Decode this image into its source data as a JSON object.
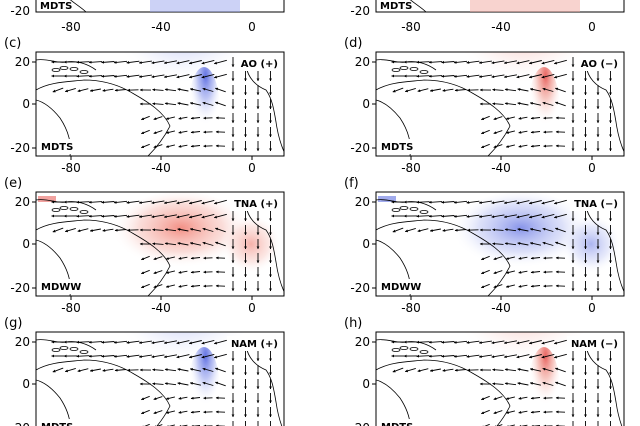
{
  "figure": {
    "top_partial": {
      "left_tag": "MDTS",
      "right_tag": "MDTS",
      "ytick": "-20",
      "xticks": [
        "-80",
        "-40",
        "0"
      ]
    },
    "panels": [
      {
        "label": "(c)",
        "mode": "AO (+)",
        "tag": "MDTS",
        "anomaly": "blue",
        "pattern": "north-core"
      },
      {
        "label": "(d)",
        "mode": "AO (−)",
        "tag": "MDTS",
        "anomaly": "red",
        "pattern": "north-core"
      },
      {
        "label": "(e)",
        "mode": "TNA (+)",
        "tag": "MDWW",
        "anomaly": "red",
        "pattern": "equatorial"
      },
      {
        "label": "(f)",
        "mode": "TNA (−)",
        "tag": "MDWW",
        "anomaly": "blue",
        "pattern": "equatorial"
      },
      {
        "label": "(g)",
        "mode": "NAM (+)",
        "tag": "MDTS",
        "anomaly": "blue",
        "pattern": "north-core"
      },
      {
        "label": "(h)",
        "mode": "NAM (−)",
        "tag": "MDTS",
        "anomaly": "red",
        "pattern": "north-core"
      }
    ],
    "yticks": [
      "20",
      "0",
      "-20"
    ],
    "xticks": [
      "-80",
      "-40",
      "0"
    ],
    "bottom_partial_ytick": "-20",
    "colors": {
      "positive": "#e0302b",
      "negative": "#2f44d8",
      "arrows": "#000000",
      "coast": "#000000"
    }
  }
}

==============================

Leave out the pictures and copy every record above exactly.

Decode this image into its source data as a JSON object.
{
  "figure": {
    "top_partial": {
      "left_tag": "MDTS",
      "right_tag": "MDTS",
      "ytick": "-20",
      "xticks": [
        "-80",
        "-40",
        "0"
      ]
    },
    "panels": [
      {
        "label": "(c)",
        "mode": "AO (+)",
        "tag": "MDTS",
        "anomaly": "blue",
        "pattern": "north-core"
      },
      {
        "label": "(d)",
        "mode": "AO (−)",
        "tag": "MDTS",
        "anomaly": "red",
        "pattern": "north-core"
      },
      {
        "label": "(e)",
        "mode": "TNA (+)",
        "tag": "MDWW",
        "anomaly": "red",
        "pattern": "equatorial"
      },
      {
        "label": "(f)",
        "mode": "TNA (−)",
        "tag": "MDWW",
        "anomaly": "blue",
        "pattern": "equatorial"
      },
      {
        "label": "(g)",
        "mode": "NAM (+)",
        "tag": "MDTS",
        "anomaly": "blue",
        "pattern": "north-core"
      },
      {
        "label": "(h)",
        "mode": "NAM (−)",
        "tag": "MDTS",
        "anomaly": "red",
        "pattern": "north-core"
      }
    ],
    "yticks": [
      "20",
      "0",
      "-20"
    ],
    "xticks": [
      "-80",
      "-40",
      "0"
    ],
    "bottom_partial_ytick": "-20",
    "colors": {
      "positive": "#e0302b",
      "negative": "#2f44d8",
      "arrows": "#000000",
      "coast": "#000000"
    }
  }
}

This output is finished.